_TASK PROMPT:_
In the material below, find each line holding the string "decrease" and copy it.

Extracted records
···
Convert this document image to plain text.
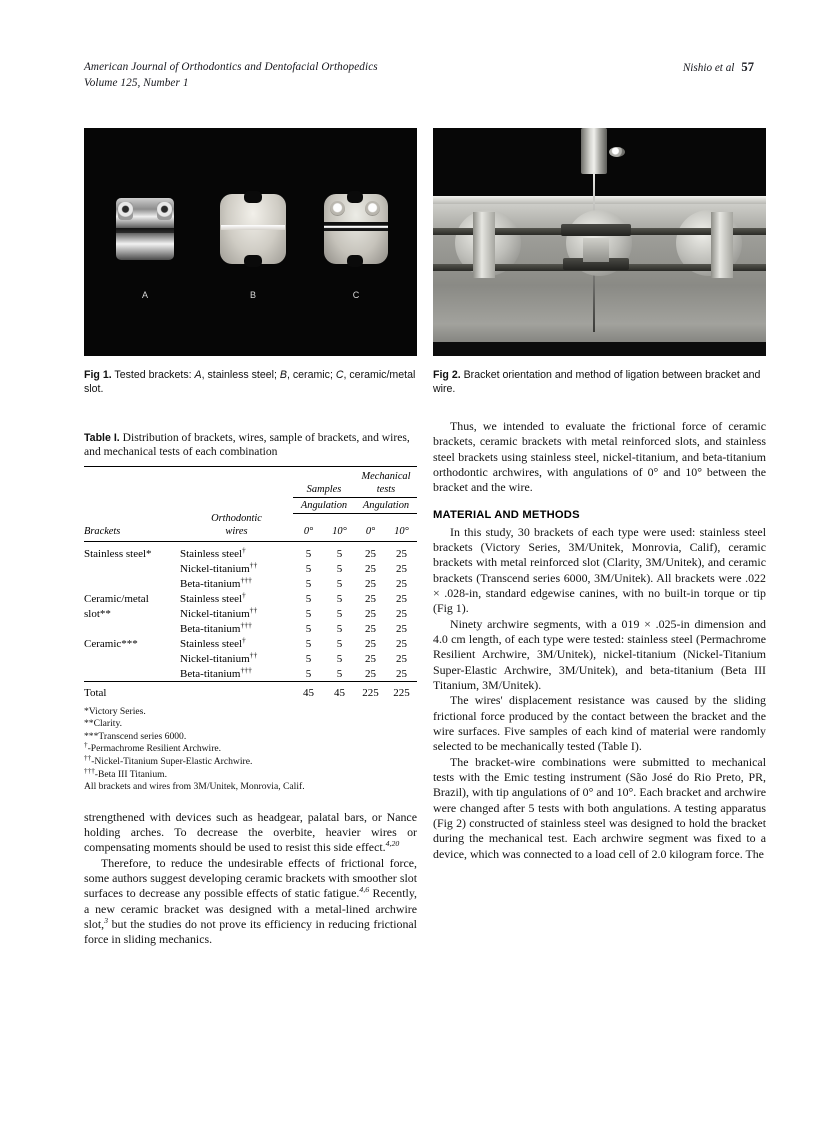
American Journal of Orthodontics and Dentofacial Orthopedics
Volume 125, Number 1
Nishio et al 57
A	B	C
Fig 1. Tested brackets: A, stainless steel; B, ceramic; C, ceramic/metal slot.
Table I. Distribution of brackets, wires, sample of brackets, and wires, and mechanical tests of each combination

		Samples		Mechanical
tests	
		Angulation		Angulation	
Brackets	Orthodontic
wires	0°	10°	0°	10°

Stainless steel*	Stainless steel†	5	5	25	25
	Nickel-titanium††	5	5	25	25
	Beta-titanium†††	5	5	25	25
Ceramic/metal	Stainless steel†	5	5	25	25
slot**	Nickel-titanium††	5	5	25	25
	Beta-titanium†††	5	5	25	25
Ceramic***	Stainless steel†	5	5	25	25
	Nickel-titanium††	5	5	25	25
	Beta-titanium†††	5	5	25	25

Total		45	45	225	225
*Victory Series.
**Clarity.
***Transcend series 6000.
†-Permachrome Resilient Archwire.
††-Nickel-Titanium Super-Elastic Archwire.
†††-Beta III Titanium.
All brackets and wires from 3M/Unitek, Monrovia, Calif.

strengthened with devices such as headgear, palatal bars, or Nance holding arches. To decrease the overbite, heavier wires or compensating moments should be used to resist this side effect.$^{4,20}$

Therefore, to reduce the undesirable effects of frictional force, some authors suggest developing ceramic brackets with smoother slot surfaces to decrease any possible effects of static fatigue.$^{4,6}$ Recently, a new ceramic bracket was designed with a metal-lined archwire slot,$^3$ but the studies do not prove its efficiency in reducing frictional force in sliding mechanics.

Fig 2. Bracket orientation and method of ligation between bracket and wire.

Thus, we intended to evaluate the frictional force of ceramic brackets, ceramic brackets with metal reinforced slots, and stainless steel brackets using stainless steel, nickel-titanium, and beta-titanium orthodontic archwires, with angulations of 0° and 10° between the bracket and the wire.

MATERIAL AND METHODS

In this study, 30 brackets of each type were used: stainless steel brackets (Victory Series, 3M/Unitek, Monrovia, Calif), ceramic brackets with metal reinforced slot (Clarity, 3M/Unitek), and ceramic brackets (Transcend series 6000, 3M/Unitek). All brackets were .022 × .028-in, standard edgewise canines, with no built-in torque or tip (Fig 1).

Ninety archwire segments, with a 019 × .025-in dimension and 4.0 cm length, of each type were tested: stainless steel (Permachrome Resilient Archwire, 3M/Unitek), nickel-titanium (Nickel-Titanium Super-Elastic Archwire, 3M/Unitek), and beta-titanium (Beta III Titanium, 3M/Unitek).

The wires' displacement resistance was caused by the sliding frictional force produced by the contact between the bracket and the wire surfaces. Five samples of each kind of material were randomly selected to be mechanically tested (Table I).

The bracket-wire combinations were submitted to mechanical tests with the Emic testing instrument (São José do Rio Preto, PR, Brazil), with tip angulations of 0° and 10°. Each bracket and archwire were changed after 5 tests with both angulations. A testing apparatus (Fig 2) constructed of stainless steel was designed to hold the bracket during the mechanical test. Each archwire segment was fixed to a device, which was connected to a load cell of 2.0 kilogram force. The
···
_OUTPUT:_
strengthened with devices such as headgear, palatal bars, or Nance holding arches. To decrease the overbite, heavier wires or compensating moments should be used to resist this side effect.$^{4,20}$
Therefore, to reduce the undesirable effects of frictional force, some authors suggest developing ceramic brackets with smoother slot surfaces to decrease any possible effects of static fatigue.$^{4,6}$ Recently, a new ceramic bracket was designed with a metal-lined archwire slot,$^3$ but the studies do not prove its efficiency in reducing frictional force in sliding mechanics.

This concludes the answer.